__Stated goal__
Determine which lines contain the word "nobis", then copy those lines.
========
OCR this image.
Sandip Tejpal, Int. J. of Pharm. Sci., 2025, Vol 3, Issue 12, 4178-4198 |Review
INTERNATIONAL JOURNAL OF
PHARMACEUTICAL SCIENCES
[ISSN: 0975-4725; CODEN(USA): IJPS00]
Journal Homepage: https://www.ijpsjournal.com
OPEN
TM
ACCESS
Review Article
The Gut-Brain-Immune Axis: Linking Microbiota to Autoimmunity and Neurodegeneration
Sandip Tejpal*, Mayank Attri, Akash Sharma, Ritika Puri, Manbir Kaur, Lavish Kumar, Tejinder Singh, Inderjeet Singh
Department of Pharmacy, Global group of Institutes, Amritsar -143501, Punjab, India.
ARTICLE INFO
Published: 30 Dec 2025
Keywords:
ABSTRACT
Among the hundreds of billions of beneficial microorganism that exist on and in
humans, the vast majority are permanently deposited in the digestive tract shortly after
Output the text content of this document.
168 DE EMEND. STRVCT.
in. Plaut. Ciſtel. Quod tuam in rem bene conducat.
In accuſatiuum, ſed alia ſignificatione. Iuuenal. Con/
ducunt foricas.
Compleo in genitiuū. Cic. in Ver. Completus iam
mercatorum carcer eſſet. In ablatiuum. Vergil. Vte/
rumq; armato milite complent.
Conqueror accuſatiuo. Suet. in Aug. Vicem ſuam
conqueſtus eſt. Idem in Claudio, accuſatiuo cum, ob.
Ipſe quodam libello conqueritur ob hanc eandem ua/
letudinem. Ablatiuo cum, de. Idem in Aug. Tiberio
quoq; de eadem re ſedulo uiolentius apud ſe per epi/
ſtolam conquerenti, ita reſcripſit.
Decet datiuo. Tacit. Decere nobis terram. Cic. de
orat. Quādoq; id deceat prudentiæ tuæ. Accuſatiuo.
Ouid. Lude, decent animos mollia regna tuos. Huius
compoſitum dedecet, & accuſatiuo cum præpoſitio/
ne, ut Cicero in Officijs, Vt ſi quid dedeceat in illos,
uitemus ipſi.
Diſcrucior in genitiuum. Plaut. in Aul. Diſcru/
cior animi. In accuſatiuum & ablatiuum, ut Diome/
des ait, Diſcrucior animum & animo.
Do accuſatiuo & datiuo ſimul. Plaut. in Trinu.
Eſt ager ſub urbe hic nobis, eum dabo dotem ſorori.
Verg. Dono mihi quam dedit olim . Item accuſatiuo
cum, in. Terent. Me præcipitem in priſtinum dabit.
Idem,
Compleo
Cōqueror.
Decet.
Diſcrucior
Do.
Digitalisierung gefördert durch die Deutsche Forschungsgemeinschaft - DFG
========
__Solved exercise__
Decet datiuo. Tacit. Decere nobis terram. Cic. de
Eſt ager ſub urbe hic nobis, eum dabo dotem ſorori.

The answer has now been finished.